(Extracted data entries)
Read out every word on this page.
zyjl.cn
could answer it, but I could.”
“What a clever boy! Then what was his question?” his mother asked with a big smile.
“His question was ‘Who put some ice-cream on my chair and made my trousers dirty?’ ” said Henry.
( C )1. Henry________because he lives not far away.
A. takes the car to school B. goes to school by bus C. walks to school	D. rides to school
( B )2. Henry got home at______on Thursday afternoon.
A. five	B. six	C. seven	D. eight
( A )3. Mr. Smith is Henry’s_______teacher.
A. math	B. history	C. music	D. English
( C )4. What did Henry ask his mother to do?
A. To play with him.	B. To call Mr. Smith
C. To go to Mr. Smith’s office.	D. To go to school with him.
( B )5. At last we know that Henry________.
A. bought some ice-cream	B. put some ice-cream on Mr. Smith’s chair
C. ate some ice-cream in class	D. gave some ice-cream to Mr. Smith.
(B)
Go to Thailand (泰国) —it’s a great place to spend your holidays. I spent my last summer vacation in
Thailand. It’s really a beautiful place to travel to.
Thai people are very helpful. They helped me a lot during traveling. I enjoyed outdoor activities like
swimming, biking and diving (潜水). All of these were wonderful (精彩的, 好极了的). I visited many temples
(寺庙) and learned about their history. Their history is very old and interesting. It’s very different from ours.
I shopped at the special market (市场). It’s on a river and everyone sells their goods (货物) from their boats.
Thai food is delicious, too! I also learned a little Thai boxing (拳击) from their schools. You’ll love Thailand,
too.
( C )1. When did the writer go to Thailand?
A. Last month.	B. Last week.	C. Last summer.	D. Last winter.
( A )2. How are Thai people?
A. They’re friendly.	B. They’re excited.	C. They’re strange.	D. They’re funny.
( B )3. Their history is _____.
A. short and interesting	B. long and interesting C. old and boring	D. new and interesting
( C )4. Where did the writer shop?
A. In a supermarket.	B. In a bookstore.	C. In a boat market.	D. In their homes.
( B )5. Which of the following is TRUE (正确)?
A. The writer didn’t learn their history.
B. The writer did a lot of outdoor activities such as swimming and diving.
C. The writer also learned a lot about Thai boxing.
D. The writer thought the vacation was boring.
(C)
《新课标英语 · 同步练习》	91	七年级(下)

YOUR OBJECTIVE:
Find the lines of the material that hold the word "writer" and report their count alone.

RESULT OF THE EXERCISE:
6